**WRITTEN EXERCISE 1:**
In the rows, revise everything from the line containing "col-middag[interactable]: Middag [617,214,694,227]" down to the line containing "calendar-icon-button[interactable]: ▣ [517,54,537,70]" by replacing "DocaPension" with "DocaKennel" and leaving all else unchanged. Return only those lines.

**ARTICLE:**
• • • •

42 U.S.C. § 2000e-2(k)(1)(A).

Under First Circuit case law, the plaintiff bears the burden of establishing a prima facie case of discrimination which consists of identification of an employment practice (in this case, the 2008 exam and promotions flowing therefrom),4 disparate impact, and causation. Bradley v. City of Lynn , 443 F.Supp.2d 145, 156 (D.Mass.2006) (Saris, J.) (quoting EEOC v. Steamship Clerks Union, Local 1066, 48 F.3d 594, 601–02 (1st Cir.1995) ).

If the Plaintiff meets this burden, the employer may either debunk the Plaintiff's prima facie case, or alternatively, may demonstrate that the challenged practice is “job-related and consistent with business necessity.” Bradley , 443 F.Supp.2d at 157 ; see also Ricci , 557 U.S. at 578, 129 S.Ct. 2658. If the employer demonstrates the latter, the ball bounces back into the plaintiff's court to demonstrate that “some other practice, without a similarly undesirable side effect, was available and would have served the defendant's legitimate interest equally well.” Bradley , 443 F.Supp.2d at 157.

The law of disparate impact has become a powerful tool for ensuring equal opportunity. It is both balanced and nuanced.

Each step in its three-part doctrine serves a valuable function. Consider the following.

All testing, hiring, and promotion schemes are necessarily discriminatory. These programs exist because there are more applicants than there are jobs. Under the first prong, the Plaintiffs must make a significant showing of actual disparate impact upon an identified protected minority. This is as it should be: no one wants federal courts acting as super personnel agencies.

• • • •

**PROVIDED ENTRIES:**
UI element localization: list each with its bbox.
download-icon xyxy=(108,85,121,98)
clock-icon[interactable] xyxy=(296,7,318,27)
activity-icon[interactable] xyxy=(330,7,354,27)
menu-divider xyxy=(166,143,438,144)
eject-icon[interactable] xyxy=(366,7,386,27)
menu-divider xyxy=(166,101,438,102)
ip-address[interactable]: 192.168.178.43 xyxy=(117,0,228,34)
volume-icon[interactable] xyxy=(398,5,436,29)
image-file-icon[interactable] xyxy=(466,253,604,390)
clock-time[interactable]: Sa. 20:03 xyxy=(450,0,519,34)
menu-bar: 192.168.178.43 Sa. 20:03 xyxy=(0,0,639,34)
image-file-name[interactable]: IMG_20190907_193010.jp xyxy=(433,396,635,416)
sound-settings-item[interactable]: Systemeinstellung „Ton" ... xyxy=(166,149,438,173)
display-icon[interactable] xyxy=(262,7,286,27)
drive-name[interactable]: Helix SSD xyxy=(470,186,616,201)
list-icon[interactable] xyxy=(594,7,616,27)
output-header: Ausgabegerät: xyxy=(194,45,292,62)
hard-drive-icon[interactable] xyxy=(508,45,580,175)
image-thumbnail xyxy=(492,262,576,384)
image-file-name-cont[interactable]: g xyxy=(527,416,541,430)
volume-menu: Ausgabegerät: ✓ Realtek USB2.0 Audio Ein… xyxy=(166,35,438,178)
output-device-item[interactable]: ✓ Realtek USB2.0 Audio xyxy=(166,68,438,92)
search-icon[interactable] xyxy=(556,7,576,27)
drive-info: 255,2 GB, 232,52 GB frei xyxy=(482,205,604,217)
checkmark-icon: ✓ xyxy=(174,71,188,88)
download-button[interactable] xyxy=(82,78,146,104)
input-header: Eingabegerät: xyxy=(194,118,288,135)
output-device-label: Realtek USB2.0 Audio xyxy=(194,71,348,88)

• • • •

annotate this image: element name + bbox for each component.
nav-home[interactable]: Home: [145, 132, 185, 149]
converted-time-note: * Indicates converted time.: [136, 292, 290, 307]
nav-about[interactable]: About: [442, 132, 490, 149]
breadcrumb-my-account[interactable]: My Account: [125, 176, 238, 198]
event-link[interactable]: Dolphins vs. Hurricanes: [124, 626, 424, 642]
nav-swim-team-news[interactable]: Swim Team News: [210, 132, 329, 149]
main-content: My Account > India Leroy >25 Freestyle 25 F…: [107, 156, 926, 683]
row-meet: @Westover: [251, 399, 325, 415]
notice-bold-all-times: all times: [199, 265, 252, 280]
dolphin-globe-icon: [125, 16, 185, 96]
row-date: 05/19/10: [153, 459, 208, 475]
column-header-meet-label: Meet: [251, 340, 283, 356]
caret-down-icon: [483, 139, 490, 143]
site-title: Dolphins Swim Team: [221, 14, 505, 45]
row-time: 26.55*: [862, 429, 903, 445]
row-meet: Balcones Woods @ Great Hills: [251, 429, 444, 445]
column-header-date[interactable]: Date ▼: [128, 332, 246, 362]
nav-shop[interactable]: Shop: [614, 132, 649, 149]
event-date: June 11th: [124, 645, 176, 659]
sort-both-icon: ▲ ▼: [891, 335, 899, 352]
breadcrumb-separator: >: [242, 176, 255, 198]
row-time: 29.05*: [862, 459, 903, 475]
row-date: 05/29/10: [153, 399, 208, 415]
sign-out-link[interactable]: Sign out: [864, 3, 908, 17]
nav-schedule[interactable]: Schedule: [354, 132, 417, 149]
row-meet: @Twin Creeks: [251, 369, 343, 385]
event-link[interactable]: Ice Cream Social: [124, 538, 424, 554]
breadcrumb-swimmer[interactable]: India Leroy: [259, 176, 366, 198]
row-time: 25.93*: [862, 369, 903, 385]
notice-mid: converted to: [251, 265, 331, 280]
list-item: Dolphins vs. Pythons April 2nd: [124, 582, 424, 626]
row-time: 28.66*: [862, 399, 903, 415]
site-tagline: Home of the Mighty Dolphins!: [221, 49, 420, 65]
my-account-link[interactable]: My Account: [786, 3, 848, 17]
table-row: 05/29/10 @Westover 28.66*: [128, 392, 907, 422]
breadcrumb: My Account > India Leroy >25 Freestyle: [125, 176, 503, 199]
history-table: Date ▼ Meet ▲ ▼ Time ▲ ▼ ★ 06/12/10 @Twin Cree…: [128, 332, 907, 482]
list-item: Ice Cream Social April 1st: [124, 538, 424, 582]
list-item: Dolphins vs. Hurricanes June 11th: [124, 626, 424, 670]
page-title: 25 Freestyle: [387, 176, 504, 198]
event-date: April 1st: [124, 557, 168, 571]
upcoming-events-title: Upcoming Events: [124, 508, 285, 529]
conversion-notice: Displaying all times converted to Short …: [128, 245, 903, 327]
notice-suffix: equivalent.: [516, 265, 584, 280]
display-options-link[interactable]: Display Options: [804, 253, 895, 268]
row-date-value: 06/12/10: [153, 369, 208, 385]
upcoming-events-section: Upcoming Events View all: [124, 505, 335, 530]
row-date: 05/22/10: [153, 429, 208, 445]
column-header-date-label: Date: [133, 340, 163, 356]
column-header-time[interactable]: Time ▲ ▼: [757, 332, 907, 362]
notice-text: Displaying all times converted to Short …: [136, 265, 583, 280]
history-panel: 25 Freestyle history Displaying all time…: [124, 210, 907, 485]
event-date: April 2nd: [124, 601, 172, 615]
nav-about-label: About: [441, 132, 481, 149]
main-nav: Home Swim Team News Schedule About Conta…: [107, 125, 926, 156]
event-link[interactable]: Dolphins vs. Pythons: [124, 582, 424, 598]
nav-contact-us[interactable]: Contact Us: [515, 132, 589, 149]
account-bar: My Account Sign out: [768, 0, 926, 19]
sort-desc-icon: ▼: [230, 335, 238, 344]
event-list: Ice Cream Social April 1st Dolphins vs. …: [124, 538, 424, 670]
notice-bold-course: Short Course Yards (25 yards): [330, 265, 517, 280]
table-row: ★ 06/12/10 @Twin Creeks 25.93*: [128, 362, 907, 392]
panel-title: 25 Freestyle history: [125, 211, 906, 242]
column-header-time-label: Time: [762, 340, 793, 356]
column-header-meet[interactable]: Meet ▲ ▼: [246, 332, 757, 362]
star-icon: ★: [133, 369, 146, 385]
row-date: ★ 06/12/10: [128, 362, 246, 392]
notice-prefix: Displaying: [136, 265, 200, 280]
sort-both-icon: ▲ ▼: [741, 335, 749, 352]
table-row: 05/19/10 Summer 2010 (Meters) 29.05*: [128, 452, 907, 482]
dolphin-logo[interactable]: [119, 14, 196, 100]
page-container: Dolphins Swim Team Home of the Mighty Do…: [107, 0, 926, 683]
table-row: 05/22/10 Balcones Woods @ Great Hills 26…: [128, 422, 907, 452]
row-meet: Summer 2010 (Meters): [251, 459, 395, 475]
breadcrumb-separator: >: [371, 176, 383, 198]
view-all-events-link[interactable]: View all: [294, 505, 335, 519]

• • • •

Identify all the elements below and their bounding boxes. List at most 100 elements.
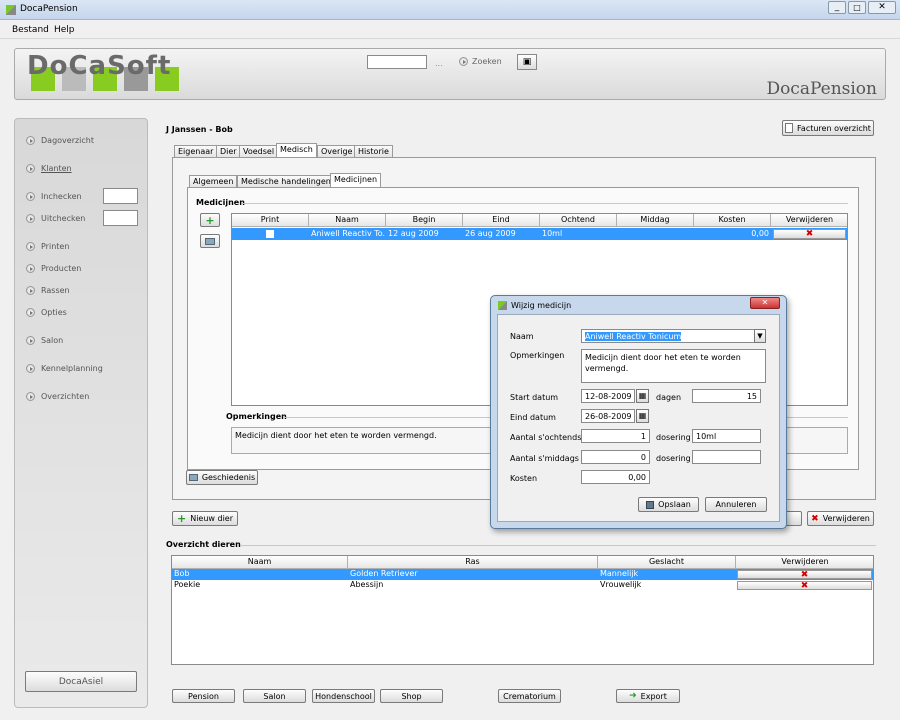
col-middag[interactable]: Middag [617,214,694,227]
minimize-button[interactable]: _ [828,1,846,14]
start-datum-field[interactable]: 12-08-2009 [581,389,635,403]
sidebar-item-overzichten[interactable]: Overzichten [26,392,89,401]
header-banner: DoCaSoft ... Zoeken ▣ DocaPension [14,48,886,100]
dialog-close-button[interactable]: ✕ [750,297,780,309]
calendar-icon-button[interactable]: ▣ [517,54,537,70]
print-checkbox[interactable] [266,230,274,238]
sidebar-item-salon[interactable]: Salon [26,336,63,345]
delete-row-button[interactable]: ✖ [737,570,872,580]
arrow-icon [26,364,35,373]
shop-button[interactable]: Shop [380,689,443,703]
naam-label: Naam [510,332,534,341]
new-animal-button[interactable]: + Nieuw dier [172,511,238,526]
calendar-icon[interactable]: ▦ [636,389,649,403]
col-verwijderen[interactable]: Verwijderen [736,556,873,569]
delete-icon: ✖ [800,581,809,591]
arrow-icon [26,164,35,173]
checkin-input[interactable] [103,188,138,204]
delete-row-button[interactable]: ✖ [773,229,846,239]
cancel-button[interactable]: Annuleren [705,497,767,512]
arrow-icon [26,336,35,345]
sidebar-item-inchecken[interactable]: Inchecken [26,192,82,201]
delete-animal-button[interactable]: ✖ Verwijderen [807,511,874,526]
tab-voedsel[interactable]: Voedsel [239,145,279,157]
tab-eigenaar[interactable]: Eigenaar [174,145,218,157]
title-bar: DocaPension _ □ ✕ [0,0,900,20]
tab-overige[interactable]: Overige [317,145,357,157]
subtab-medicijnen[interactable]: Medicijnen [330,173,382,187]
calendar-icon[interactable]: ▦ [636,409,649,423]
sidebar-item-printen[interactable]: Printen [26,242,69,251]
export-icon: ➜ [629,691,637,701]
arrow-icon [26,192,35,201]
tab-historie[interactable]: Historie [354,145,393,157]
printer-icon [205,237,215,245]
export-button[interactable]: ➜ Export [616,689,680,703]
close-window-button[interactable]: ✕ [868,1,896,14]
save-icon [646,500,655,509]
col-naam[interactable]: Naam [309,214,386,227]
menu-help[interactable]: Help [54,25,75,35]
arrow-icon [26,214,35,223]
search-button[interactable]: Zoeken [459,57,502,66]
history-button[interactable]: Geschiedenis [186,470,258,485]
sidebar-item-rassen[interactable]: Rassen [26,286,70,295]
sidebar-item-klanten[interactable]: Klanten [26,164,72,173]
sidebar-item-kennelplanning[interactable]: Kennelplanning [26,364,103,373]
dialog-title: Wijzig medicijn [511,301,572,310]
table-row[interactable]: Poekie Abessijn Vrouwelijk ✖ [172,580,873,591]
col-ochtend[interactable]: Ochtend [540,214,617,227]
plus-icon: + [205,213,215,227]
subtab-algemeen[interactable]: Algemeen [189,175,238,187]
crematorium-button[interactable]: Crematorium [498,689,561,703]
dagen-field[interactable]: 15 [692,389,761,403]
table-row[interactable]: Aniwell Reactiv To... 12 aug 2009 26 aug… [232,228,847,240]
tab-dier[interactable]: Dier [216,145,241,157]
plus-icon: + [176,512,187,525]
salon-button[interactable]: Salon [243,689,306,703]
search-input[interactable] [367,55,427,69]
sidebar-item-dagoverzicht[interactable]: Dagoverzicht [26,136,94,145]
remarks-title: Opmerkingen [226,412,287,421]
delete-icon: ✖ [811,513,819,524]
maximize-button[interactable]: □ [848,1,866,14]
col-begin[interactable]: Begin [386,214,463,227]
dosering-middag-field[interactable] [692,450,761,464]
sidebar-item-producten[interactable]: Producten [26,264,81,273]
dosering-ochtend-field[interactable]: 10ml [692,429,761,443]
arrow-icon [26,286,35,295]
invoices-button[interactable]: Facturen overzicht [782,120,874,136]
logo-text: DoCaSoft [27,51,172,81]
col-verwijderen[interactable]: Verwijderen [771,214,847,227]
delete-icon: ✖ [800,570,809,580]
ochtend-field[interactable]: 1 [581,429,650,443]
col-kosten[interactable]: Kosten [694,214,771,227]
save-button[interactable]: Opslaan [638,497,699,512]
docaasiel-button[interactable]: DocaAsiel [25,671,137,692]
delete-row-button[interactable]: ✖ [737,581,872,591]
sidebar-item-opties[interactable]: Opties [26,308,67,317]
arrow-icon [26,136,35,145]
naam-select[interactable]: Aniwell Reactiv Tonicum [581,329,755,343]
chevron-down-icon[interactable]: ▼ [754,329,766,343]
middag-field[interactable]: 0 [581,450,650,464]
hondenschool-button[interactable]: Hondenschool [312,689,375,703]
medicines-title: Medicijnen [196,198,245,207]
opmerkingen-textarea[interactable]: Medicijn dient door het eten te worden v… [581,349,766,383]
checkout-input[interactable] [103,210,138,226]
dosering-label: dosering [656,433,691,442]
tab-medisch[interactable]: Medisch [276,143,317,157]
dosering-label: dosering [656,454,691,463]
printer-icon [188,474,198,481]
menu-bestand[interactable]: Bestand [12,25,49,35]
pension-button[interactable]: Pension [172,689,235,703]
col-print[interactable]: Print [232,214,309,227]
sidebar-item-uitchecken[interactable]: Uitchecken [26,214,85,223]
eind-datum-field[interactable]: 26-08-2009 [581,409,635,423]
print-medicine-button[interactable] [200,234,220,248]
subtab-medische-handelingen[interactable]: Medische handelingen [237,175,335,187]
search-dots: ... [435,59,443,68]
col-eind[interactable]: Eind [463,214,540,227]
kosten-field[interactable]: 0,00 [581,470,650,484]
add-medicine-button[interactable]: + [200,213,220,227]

• • • •

**WRITTEN EXERCISE 2:**
Answer these questions from the disparate impact passage:
(a) What three elements make up a prima facie case of discrimination under First Circuit case law?
(b) Instead of debunking the plaintiff's prima facie case, what may the employer demonstrate about the challenged practice?
(c) Why do testing, hiring, and promotion programs exist?

**EXPECTED ANSWER 1:**
col-middag[interactable]: Middag [617,214,694,227]
minimize-button[interactable]: _ [828,1,846,14]
start-datum-field[interactable]: 12-08-2009 [581,389,635,403]
sidebar-item-overzichten[interactable]: Overzichten [26,392,89,401]
header-banner: DoCaSoft ... Zoeken ▣ DocaKennel [14,48,886,100]
dialog-close-button[interactable]: ✕ [750,297,780,309]
calendar-icon-button[interactable]: ▣ [517,54,537,70]

**EXPECTED ANSWER 2:**
(a) Identification of an employment practice, disparate impact, and causation.
(b) That the challenged practice is "job-related and consistent with business necessity."
(c) Because there are more applicants than there are jobs.